§ Given problem: Locate the string "Million" in the listing below. Copy every line where it is found.

# start of Raw data

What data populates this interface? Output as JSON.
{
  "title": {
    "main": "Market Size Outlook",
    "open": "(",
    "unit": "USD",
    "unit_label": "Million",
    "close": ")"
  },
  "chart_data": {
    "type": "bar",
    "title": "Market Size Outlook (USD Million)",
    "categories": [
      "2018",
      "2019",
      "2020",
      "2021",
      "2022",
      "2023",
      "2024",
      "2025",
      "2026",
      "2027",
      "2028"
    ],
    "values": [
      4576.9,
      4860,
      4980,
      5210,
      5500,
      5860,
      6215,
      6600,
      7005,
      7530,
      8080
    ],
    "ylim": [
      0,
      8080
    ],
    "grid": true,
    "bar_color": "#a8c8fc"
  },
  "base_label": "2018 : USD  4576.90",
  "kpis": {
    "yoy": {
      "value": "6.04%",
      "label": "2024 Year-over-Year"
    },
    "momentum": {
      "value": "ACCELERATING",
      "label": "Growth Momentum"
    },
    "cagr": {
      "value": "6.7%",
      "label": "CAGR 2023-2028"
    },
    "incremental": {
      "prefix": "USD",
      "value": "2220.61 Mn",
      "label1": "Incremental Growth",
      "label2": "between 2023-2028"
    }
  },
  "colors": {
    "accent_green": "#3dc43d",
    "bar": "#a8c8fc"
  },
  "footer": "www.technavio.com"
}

# end of Raw data

§ Result of this task:
    "unit_label": "Million",
    "title": "Market Size Outlook (USD Million)",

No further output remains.